== SHORT TASK ==
Below is a block of data; give all of it again word for word.

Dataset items
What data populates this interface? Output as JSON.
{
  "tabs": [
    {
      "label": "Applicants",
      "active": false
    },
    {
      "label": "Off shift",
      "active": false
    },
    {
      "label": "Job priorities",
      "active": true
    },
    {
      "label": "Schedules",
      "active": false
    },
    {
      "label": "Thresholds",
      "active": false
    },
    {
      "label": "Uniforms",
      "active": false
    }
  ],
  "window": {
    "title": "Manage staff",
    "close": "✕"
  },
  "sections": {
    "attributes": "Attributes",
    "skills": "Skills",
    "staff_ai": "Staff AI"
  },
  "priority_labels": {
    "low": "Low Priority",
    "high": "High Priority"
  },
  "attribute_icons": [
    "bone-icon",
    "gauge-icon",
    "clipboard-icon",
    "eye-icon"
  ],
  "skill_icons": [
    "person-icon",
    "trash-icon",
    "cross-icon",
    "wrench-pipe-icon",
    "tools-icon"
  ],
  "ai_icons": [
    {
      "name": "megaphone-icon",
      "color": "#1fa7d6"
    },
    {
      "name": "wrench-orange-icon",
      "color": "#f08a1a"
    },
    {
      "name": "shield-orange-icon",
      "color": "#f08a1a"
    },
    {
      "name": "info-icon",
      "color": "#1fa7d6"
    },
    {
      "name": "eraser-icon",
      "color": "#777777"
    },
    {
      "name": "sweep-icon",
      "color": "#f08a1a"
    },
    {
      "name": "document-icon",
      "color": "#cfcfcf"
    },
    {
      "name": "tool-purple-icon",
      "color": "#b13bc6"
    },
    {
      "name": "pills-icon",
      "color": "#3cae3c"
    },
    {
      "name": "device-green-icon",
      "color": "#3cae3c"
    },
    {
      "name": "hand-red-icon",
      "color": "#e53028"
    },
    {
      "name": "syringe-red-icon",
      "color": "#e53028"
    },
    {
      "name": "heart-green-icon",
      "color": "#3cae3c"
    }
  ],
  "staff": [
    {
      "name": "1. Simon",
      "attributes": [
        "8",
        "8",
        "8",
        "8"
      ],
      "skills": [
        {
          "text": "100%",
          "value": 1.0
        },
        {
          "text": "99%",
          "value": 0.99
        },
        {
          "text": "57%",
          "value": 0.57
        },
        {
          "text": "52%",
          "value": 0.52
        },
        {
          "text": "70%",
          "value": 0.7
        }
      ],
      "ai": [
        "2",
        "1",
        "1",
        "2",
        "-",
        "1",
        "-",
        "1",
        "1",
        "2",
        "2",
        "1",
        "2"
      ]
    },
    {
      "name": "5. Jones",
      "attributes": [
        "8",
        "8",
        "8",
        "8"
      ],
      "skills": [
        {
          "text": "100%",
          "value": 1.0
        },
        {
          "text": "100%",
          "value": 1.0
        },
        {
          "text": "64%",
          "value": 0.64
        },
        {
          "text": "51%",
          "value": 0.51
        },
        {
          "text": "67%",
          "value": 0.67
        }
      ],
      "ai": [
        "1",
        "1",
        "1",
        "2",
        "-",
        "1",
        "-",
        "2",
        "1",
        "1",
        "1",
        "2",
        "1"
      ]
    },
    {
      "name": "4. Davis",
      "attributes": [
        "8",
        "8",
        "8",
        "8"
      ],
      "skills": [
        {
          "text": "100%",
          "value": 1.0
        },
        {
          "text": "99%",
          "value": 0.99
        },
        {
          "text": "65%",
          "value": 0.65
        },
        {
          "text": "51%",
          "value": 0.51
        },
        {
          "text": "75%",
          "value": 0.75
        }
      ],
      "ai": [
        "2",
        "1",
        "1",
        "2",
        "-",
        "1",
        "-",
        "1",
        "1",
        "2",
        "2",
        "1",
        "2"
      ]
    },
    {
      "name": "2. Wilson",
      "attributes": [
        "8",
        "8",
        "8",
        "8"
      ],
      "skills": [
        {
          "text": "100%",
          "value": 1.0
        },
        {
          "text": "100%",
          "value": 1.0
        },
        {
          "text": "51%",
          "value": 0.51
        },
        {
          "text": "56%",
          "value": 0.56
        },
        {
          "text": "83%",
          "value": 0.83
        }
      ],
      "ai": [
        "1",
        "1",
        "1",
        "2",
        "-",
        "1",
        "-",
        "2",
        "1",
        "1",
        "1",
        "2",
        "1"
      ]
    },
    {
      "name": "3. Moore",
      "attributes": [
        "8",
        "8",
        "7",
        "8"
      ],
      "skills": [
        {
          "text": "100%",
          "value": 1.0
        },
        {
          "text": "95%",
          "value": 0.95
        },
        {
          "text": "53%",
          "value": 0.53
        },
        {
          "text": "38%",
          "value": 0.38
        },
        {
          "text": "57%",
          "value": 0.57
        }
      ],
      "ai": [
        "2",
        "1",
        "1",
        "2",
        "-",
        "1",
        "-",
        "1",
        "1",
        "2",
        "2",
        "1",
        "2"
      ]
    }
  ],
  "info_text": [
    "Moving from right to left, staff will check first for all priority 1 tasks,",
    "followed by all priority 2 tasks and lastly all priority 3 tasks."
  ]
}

== TASK OUTPUT ==
What data populates this interface? Output as JSON.
{
  "tabs": [
    {
      "label": "Applicants",
      "active": false
    },
    {
      "label": "Off shift",
      "active": false
    },
    {
      "label": "Job priorities",
      "active": true
    },
    {
      "label": "Schedules",
      "active": false
    },
    {
      "label": "Thresholds",
      "active": false
    },
    {
      "label": "Uniforms",
      "active": false
    }
  ],
  "window": {
    "title": "Manage staff",
    "close": "✕"
  },
  "sections": {
    "attributes": "Attributes",
    "skills": "Skills",
    "staff_ai": "Staff AI"
  },
  "priority_labels": {
    "low": "Low Priority",
    "high": "High Priority"
  },
  "attribute_icons": [
    "bone-icon",
    "gauge-icon",
    "clipboard-icon",
    "eye-icon"
  ],
  "skill_icons": [
    "person-icon",
    "trash-icon",
    "cross-icon",
    "wrench-pipe-icon",
    "tools-icon"
  ],
  "ai_icons": [
    {
      "name": "megaphone-icon",
      "color": "#1fa7d6"
    },
    {
      "name": "wrench-orange-icon",
      "color": "#f08a1a"
    },
    {
      "name": "shield-orange-icon",
      "color": "#f08a1a"
    },
    {
      "name": "info-icon",
      "color": "#1fa7d6"
    },
    {
      "name": "eraser-icon",
      "color": "#777777"
    },
    {
      "name": "sweep-icon",
      "color": "#f08a1a"
    },
    {
      "name": "document-icon",
      "color": "#cfcfcf"
    },
    {
      "name": "tool-purple-icon",
      "color": "#b13bc6"
    },
    {
      "name": "pills-icon",
      "color": "#3cae3c"
    },
    {
      "name": "device-green-icon",
      "color": "#3cae3c"
    },
    {
      "name": "hand-red-icon",
      "color": "#e53028"
    },
    {
      "name": "syringe-red-icon",
      "color": "#e53028"
    },
    {
      "name": "heart-green-icon",
      "color": "#3cae3c"
    }
  ],
  "staff": [
    {
      "name": "1. Simon",
      "attributes": [
        "8",
        "8",
        "8",
        "8"
      ],
      "skills": [
        {
          "text": "100%",
          "value": 1.0
        },
        {
          "text": "99%",
          "value": 0.99
        },
        {
          "text": "57%",
          "value": 0.57
        },
        {
          "text": "52%",
          "value": 0.52
        },
        {
          "text": "70%",
          "value": 0.7
        }
      ],
      "ai": [
        "2",
        "1",
        "1",
        "2",
        "-",
        "1",
        "-",
        "1",
        "1",
        "2",
        "2",
        "1",
        "2"
      ]
    },
    {
      "name": "5. Jones",
      "attributes": [
        "8",
        "8",
        "8",
        "8"
      ],
      "skills": [
        {
          "text": "100%",
          "value": 1.0
        },
        {
          "text": "100%",
          "value": 1.0
        },
        {
          "text": "64%",
          "value": 0.64
        },
        {
          "text": "51%",
          "value": 0.51
        },
        {
          "text": "67%",
          "value": 0.67
        }
      ],
      "ai": [
        "1",
        "1",
        "1",
        "2",
        "-",
        "1",
        "-",
        "2",
        "1",
        "1",
        "1",
        "2",
        "1"
      ]
    },
    {
      "name": "4. Davis",
      "attributes": [
        "8",
        "8",
        "8",
        "8"
      ],
      "skills": [
        {
          "text": "100%",
          "value": 1.0
        },
        {
          "text": "99%",
          "value": 0.99
        },
        {
          "text": "65%",
          "value": 0.65
        },
        {
          "text": "51%",
          "value": 0.51
        },
        {
          "text": "75%",
          "value": 0.75
        }
      ],
      "ai": [
        "2",
        "1",
        "1",
        "2",
        "-",
        "1",
        "-",
        "1",
        "1",
        "2",
        "2",
        "1",
        "2"
      ]
    },
    {
      "name": "2. Wilson",
      "attributes": [
        "8",
        "8",
        "8",
        "8"
      ],
      "skills": [
        {
          "text": "100%",
          "value": 1.0
        },
        {
          "text": "100%",
          "value": 1.0
        },
        {
          "text": "51%",
          "value": 0.51
        },
        {
          "text": "56%",
          "value": 0.56
        },
        {
          "text": "83%",
          "value": 0.83
        }
      ],
      "ai": [
        "1",
        "1",
        "1",
        "2",
        "-",
        "1",
        "-",
        "2",
        "1",
        "1",
        "1",
        "2",
        "1"
      ]
    },
    {
      "name": "3. Moore",
      "attributes": [
        "8",
        "8",
        "7",
        "8"
      ],
      "skills": [
        {
          "text": "100%",
          "value": 1.0
        },
        {
          "text": "95%",
          "value": 0.95
        },
        {
          "text": "53%",
          "value": 0.53
        },
        {
          "text": "38%",
          "value": 0.38
        },
        {
          "text": "57%",
          "value": 0.57
        }
      ],
      "ai": [
        "2",
        "1",
        "1",
        "2",
        "-",
        "1",
        "-",
        "1",
        "1",
        "2",
        "2",
        "1",
        "2"
      ]
    }
  ],
  "info_text": [
    "Moving from right to left, staff will check first for all priority 1 tasks,",
    "followed by all priority 2 tasks and lastly all priority 3 tasks."
  ]
}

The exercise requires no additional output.